■ **STATED TASK**:
Everything in the listing except the pictures should be written out exactly.

-- DATA RECORDS start --

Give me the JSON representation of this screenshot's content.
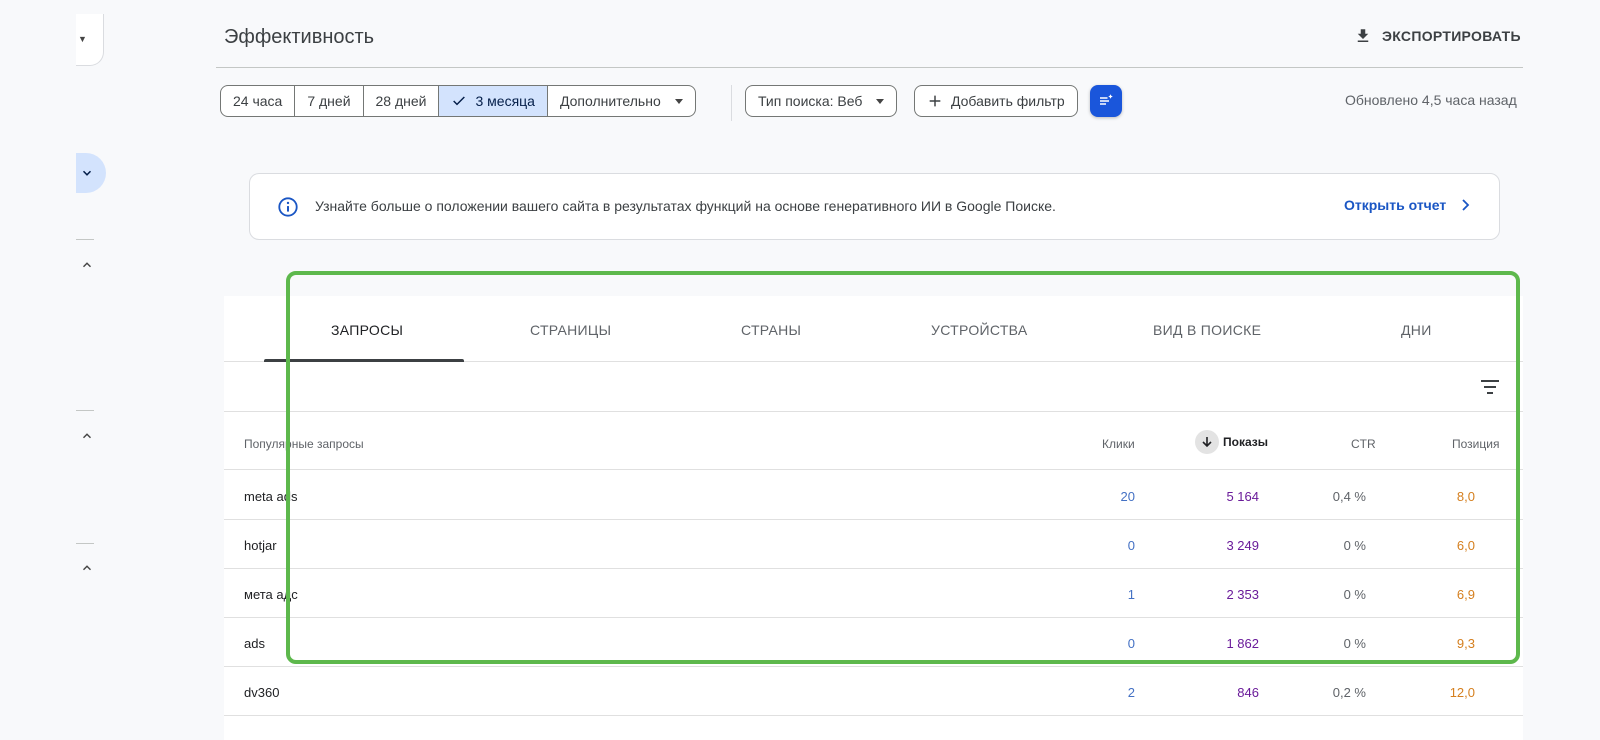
{
  "header": {
    "title": "Эффективность",
    "export_label": "ЭКСПОРТИРОВАТЬ"
  },
  "date_range": {
    "options": [
      "24 часа",
      "7 дней",
      "28 дней",
      "3 месяца",
      "Дополнительно"
    ],
    "selected": "3 месяца"
  },
  "filters": {
    "search_type": "Тип поиска: Веб",
    "add_filter": "Добавить фильтр",
    "updated": "Обновлено 4,5 часа назад"
  },
  "banner": {
    "message": "Узнайте больше о положении вашего сайта в результатах функций на основе генеративного ИИ в Google Поиске.",
    "link": "Открыть отчет"
  },
  "tabs": [
    "ЗАПРОСЫ",
    "СТРАНИЦЫ",
    "СТРАНЫ",
    "УСТРОЙСТВА",
    "ВИД В ПОИСКЕ",
    "ДНИ"
  ],
  "active_tab": "ЗАПРОСЫ",
  "table": {
    "columns": {
      "query": "Популярные запросы",
      "clicks": "Клики",
      "impressions": "Показы",
      "ctr": "CTR",
      "position": "Позиция"
    },
    "sorted_by": "Показы",
    "rows": [
      {
        "query": "meta ads",
        "clicks": "20",
        "impressions": "5 164",
        "ctr": "0,4 %",
        "position": "8,0"
      },
      {
        "query": "hotjar",
        "clicks": "0",
        "impressions": "3 249",
        "ctr": "0 %",
        "position": "6,0"
      },
      {
        "query": "мета адс",
        "clicks": "1",
        "impressions": "2 353",
        "ctr": "0 %",
        "position": "6,9"
      },
      {
        "query": "ads",
        "clicks": "0",
        "impressions": "1 862",
        "ctr": "0 %",
        "position": "9,3"
      },
      {
        "query": "dv360",
        "clicks": "2",
        "impressions": "846",
        "ctr": "0,2 %",
        "position": "12,0"
      }
    ]
  },
  "colors": {
    "accent": "#1a56db",
    "selected_segment": "#d3e3fd",
    "clicks": "#4471c4",
    "impressions": "#6a1b9a",
    "position": "#d57f1e",
    "highlight": "#5db84c"
  },
  "icons": [
    "download-icon",
    "check-icon",
    "plus-icon",
    "filter-settings-icon",
    "info-icon",
    "chevron-right-icon",
    "filter-list-icon",
    "arrow-down-icon",
    "chevron-down-icon",
    "chevron-up-icon"
  ]
}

-- DATA RECORDS end --

■ **RESPONSE**:
Give me the JSON representation of this screenshot's content.
{
  "header": {
    "title": "Эффективность",
    "export_label": "ЭКСПОРТИРОВАТЬ"
  },
  "date_range": {
    "options": [
      "24 часа",
      "7 дней",
      "28 дней",
      "3 месяца",
      "Дополнительно"
    ],
    "selected": "3 месяца"
  },
  "filters": {
    "search_type": "Тип поиска: Веб",
    "add_filter": "Добавить фильтр",
    "updated": "Обновлено 4,5 часа назад"
  },
  "banner": {
    "message": "Узнайте больше о положении вашего сайта в результатах функций на основе генеративного ИИ в Google Поиске.",
    "link": "Открыть отчет"
  },
  "tabs": [
    "ЗАПРОСЫ",
    "СТРАНИЦЫ",
    "СТРАНЫ",
    "УСТРОЙСТВА",
    "ВИД В ПОИСКЕ",
    "ДНИ"
  ],
  "active_tab": "ЗАПРОСЫ",
  "table": {
    "columns": {
      "query": "Популярные запросы",
      "clicks": "Клики",
      "impressions": "Показы",
      "ctr": "CTR",
      "position": "Позиция"
    },
    "sorted_by": "Показы",
    "rows": [
      {
        "query": "meta ads",
        "clicks": "20",
        "impressions": "5 164",
        "ctr": "0,4 %",
        "position": "8,0"
      },
      {
        "query": "hotjar",
        "clicks": "0",
        "impressions": "3 249",
        "ctr": "0 %",
        "position": "6,0"
      },
      {
        "query": "мета адс",
        "clicks": "1",
        "impressions": "2 353",
        "ctr": "0 %",
        "position": "6,9"
      },
      {
        "query": "ads",
        "clicks": "0",
        "impressions": "1 862",
        "ctr": "0 %",
        "position": "9,3"
      },
      {
        "query": "dv360",
        "clicks": "2",
        "impressions": "846",
        "ctr": "0,2 %",
        "position": "12,0"
      }
    ]
  },
  "colors": {
    "accent": "#1a56db",
    "selected_segment": "#d3e3fd",
    "clicks": "#4471c4",
    "impressions": "#6a1b9a",
    "position": "#d57f1e",
    "highlight": "#5db84c"
  },
  "icons": [
    "download-icon",
    "check-icon",
    "plus-icon",
    "filter-settings-icon",
    "info-icon",
    "chevron-right-icon",
    "filter-list-icon",
    "arrow-down-icon",
    "chevron-down-icon",
    "chevron-up-icon"
  ]
}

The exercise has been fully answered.